Text segment.
■ ■ ■ ■

In July 2012 Nkindi partnered with Net Solutions, a Rwanda based technology company focuses on software engineering for mobile and web content. Net solutions is known as the first provider of Call Ringback tone service in Rwanda, licensing hundreds of local artists and generating royalties for the first time in Rwanda. Net Solution was also the provider of mobile voting platform used for the Rwanda music talent competition Primus Guma Guma Super Star and Miss Rwanda selection process. He served in this position until December 2015.

=== Hooza Media ===
In August 2012, Nkindi founded Hooza Ltd (known as its brand name Hooza Media), a Rwanda based convergent digital media company which operates in 17 African countries and Haiti. Nkindi and Hooza Media are popularly known for enhancing citizen engagement among rural populations of different African countries with a mobile solution. In 2016, they started a 2 way audio channel accessible through feature phones, with no need for the internet. The low tech Mobile Governance voice solution, awarded at the International Telecommunication Union (ITU) SME Virtual Digital World Awards in 2020, has the capacity to give 80% of populations in Rwanda and Africa an access to information, education and entertainment, beyond the barrier of internet access or illiteracy in local languages. This data driven technology was used during the 2017 Rwandan presidential elections, helping the National Electoral Commission (NEC) to strengthen its awareness campaign for civic education. and was exported to various African countries to support mass communication campaigns mainly for health and civic education campaigns.

■ ■ ■ ■

Recorded data.
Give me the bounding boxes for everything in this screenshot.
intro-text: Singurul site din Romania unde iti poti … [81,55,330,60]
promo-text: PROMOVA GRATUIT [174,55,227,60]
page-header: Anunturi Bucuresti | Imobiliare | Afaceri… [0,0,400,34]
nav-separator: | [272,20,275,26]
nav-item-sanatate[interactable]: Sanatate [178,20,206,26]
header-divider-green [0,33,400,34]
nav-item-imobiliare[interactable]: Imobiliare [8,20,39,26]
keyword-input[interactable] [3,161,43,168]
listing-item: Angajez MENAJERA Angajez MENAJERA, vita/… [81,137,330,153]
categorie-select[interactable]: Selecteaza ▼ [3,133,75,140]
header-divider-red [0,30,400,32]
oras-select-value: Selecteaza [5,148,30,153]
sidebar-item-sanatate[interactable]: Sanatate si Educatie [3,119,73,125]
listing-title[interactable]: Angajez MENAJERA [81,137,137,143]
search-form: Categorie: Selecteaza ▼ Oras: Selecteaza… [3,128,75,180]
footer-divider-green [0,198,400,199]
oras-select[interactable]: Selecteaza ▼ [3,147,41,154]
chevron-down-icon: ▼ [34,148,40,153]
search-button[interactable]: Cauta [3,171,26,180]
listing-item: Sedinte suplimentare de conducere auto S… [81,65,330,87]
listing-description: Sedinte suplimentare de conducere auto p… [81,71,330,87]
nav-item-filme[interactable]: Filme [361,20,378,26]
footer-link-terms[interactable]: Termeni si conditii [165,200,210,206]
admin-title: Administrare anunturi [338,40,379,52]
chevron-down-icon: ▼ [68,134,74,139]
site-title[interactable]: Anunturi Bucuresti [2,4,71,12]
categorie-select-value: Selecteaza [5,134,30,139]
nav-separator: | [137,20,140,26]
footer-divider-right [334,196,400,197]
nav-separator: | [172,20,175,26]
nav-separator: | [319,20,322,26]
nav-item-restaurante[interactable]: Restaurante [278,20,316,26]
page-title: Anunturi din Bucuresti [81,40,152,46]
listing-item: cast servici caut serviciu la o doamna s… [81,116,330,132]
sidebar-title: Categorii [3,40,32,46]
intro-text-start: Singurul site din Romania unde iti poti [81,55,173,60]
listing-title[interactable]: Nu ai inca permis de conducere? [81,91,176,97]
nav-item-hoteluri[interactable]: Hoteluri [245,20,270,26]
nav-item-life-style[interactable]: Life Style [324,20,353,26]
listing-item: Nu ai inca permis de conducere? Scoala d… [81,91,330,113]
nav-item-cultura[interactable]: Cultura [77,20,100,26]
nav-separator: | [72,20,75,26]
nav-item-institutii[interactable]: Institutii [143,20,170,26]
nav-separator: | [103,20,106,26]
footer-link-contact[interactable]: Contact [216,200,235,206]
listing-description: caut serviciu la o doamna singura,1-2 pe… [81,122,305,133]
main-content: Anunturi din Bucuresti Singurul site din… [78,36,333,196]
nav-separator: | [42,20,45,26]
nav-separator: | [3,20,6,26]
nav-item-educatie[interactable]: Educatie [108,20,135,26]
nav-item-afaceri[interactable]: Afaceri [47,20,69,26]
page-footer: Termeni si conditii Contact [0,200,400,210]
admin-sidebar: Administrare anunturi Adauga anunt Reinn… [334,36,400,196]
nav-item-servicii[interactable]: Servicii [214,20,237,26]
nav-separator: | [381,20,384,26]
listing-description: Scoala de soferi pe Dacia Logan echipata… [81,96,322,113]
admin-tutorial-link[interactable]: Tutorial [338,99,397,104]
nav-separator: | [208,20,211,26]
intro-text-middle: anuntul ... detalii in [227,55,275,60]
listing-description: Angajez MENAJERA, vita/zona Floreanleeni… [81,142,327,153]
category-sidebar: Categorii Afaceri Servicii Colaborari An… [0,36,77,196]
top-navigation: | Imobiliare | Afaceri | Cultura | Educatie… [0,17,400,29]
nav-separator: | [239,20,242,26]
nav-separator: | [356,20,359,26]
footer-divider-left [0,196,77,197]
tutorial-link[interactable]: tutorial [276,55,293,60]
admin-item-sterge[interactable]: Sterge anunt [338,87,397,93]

■ ■ ■ ■

Tasks to carry out.
1 - Decide whether each of these statements agrees with the passage about Nkindi and Hooza Media, answering yes or no and quoting the words from the passage that decide it. (a) Hooza Media operates in 17 African countries and Haiti. (b) The two-way audio channel started in 2016 needs internet access. (c) The Mobile Governance voice solution received its ITU award in 2016.
2 - Extend the passage about Nkindi and Hooza Media, picking up after its final sentence.

Responses by item number.
1 -
(a) Yes: "operates in 17 African countries and Haiti"
(b) No: "accessible through feature phones, with no need for the internet"
(c) No: "awarded at the International Telecommunication Union (ITU) SME Virtual Digital World Awards in 2020"

2 -
Hooza Media is a global distribution partner for music copyright with The Orchard Enterprises, an American music and entertainment company, a subsidiary of Sony Music specializing in media distribution, based in New York City. Hooza Media is an active supporter of the music business in Africa where it has signed, promoted and monetized music artist with creative mobile, online and video broadcast technologies for innovative revenue streams.

In 2020, Nkindi also founded Hooza and Partners (H&P), a Rwandan strategic and information intelligence firm, which helps global corporate and institutional partners ensure a stable foundation for their assets and investments. The H&P combines advanced analytics, data mining, and intelligence gathering techniques to provide market research, competitor analysis, risk assessments, threat assessments, due diligence, and other types of intelligence gathering activities to help understand market trends in Rwanda and Africa.

=== Rotary International ===
Victor Nkindi served in different capacities in the Rotary Club of Kigali Gasabo Committee and as the President. For over 15 years, the club has been instrumental in supporting social and economic development in Rwanda such as building 10 houses Village in Gicumbi District benefiting families displaced by the May 2023 heavy floods in Rwanda.

== Social impact ==
Victor Nkindi serves in multiple executive and board mandates where his expertise helped thousands of social entrepreneurs in Rwanda and Africa, using mobile based technology he developed an inclusive approach for social and economic resilience for vulnerable rural populations impacted by the climate change, pandemics and civil wars.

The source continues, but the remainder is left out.